**PROVIDED DATA**
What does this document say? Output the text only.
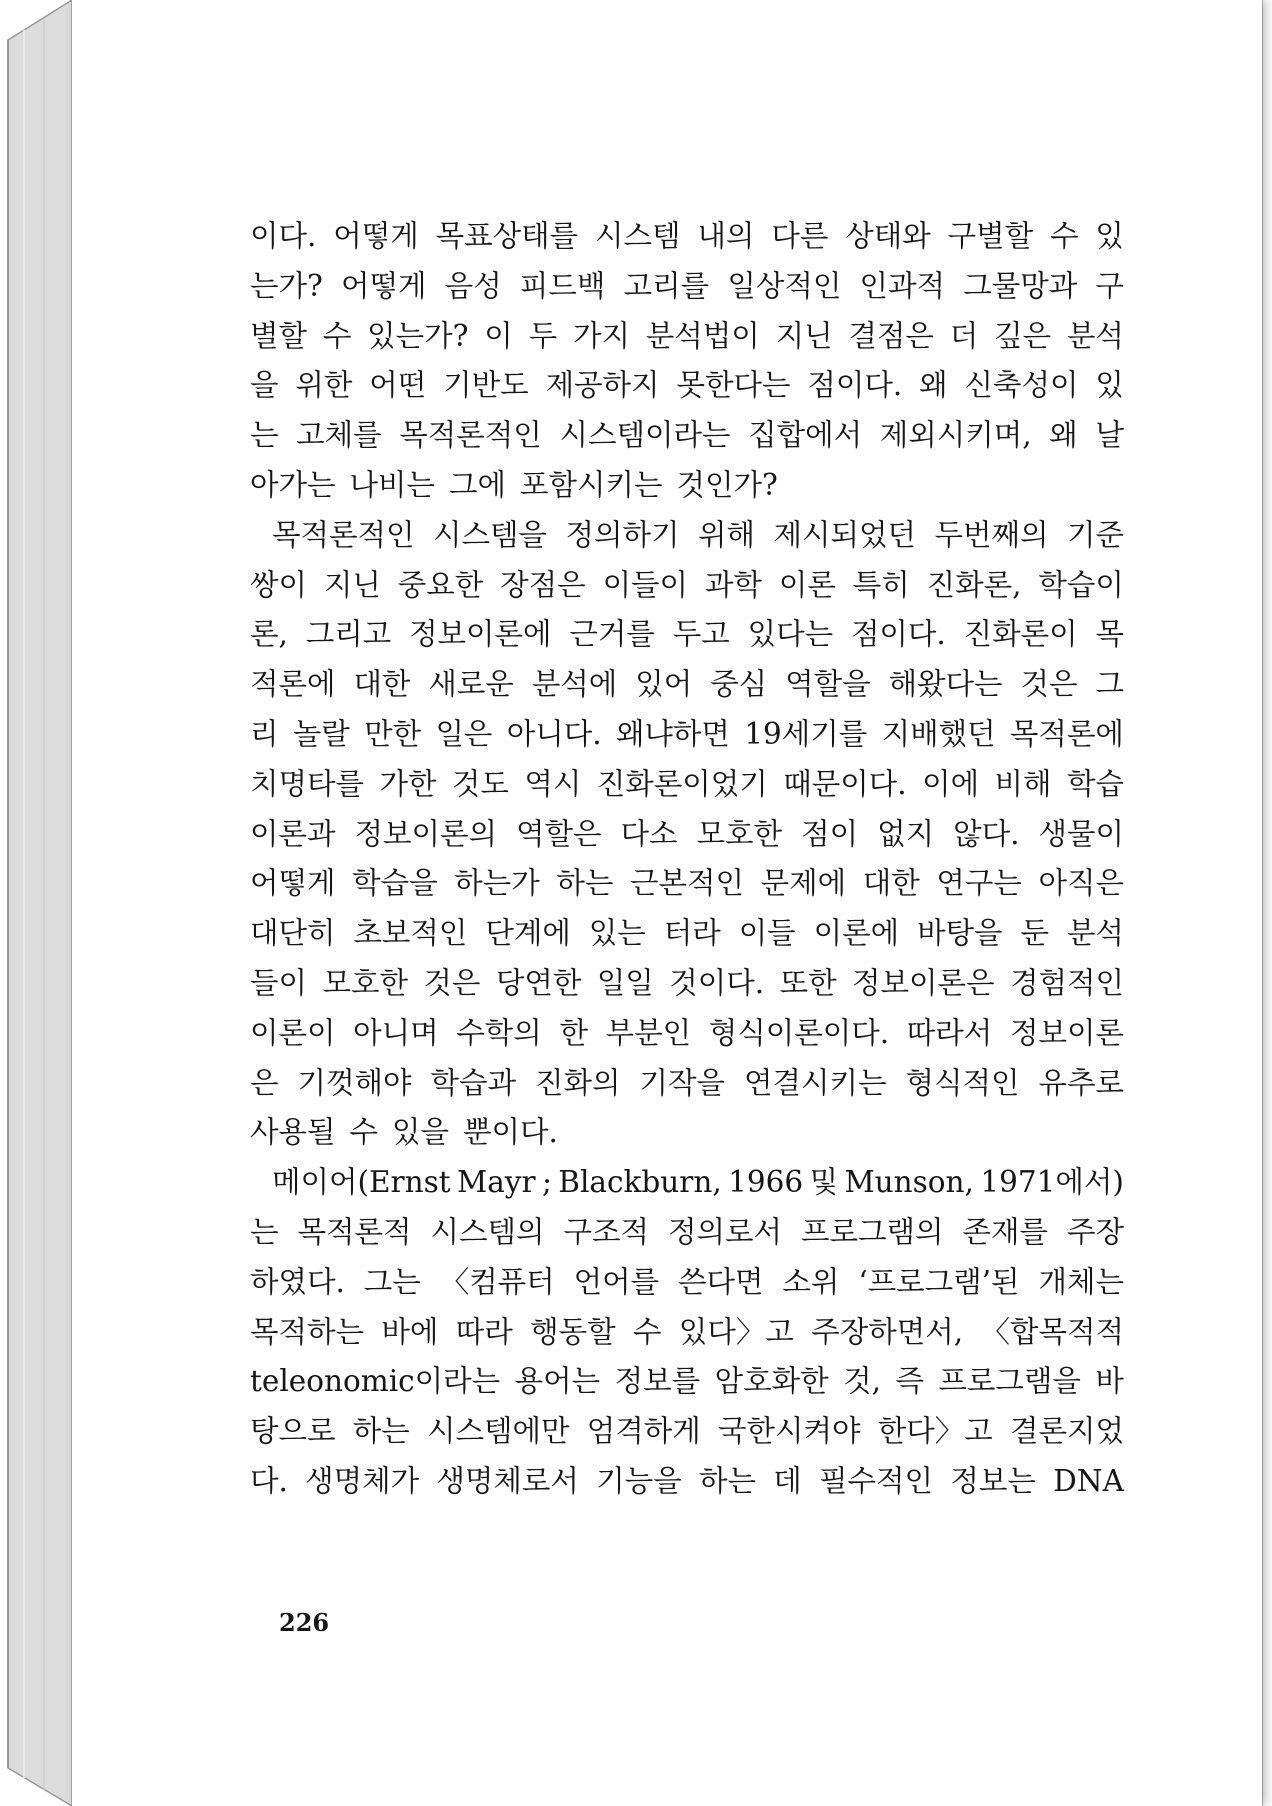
이다. 어떻게 목표상태를 시스템 내의 다른 상태와 구별할 수 있
는가? 어떻게 음성 피드백 고리를 일상적인 인과적 그물망과 구
별할 수 있는가? 이 두 가지 분석법이 지닌 결점은 더 깊은 분석
을 위한 어떤 기반도 제공하지 못한다는 점이다. 왜 신축성이 있
는 고체를 목적론적인 시스템이라는 집합에서 제외시키며, 왜 날
아가는 나비는 그에 포함시키는 것인가?
목적론적인 시스템을 정의하기 위해 제시되었던 두번째의 기준
쌍이 지닌 중요한 장점은 이들이 과학 이론 특히 진화론, 학습이
론, 그리고 정보이론에 근거를 두고 있다는 점이다. 진화론이 목
적론에 대한 새로운 분석에 있어 중심 역할을 해왔다는 것은 그
리 놀랄 만한 일은 아니다. 왜냐하면 19세기를 지배했던 목적론에
치명타를 가한 것도 역시 진화론이었기 때문이다. 이에 비해 학습
이론과 정보이론의 역할은 다소 모호한 점이 없지 않다. 생물이
어떻게 학습을 하는가 하는 근본적인 문제에 대한 연구는 아직은
대단히 초보적인 단계에 있는 터라 이들 이론에 바탕을 둔 분석
들이 모호한 것은 당연한 일일 것이다. 또한 정보이론은 경험적인
이론이 아니며 수학의 한 부분인 형식이론이다. 따라서 정보이론
은 기껏해야 학습과 진화의 기작을 연결시키는 형식적인 유추로
사용될 수 있을 뿐이다.
메이어(Ernst Mayr ; Blackburn, 1966 및 Munson, 1971에서)
는 목적론적 시스템의 구조적 정의로서 프로그램의 존재를 주장
하였다. 그는 〈컴퓨터 언어를 쓴다면 소위 ‘프로그램’된 개체는
목적하는 바에 따라 행동할 수 있다〉고 주장하면서, 〈합목적적
teleonomic이라는 용어는 정보를 암호화한 것, 즉 프로그램을 바
탕으로 하는 시스템에만 엄격하게 국한시켜야 한다〉고 결론지었
다. 생명체가 생명체로서 기능을 하는 데 필수적인 정보는 DNA
226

**THE EXERCISE**
Work out how many lines of the listing above include "목적론적인". Answer with the number and nothing more.

**EXERCISE SOLUTION**
2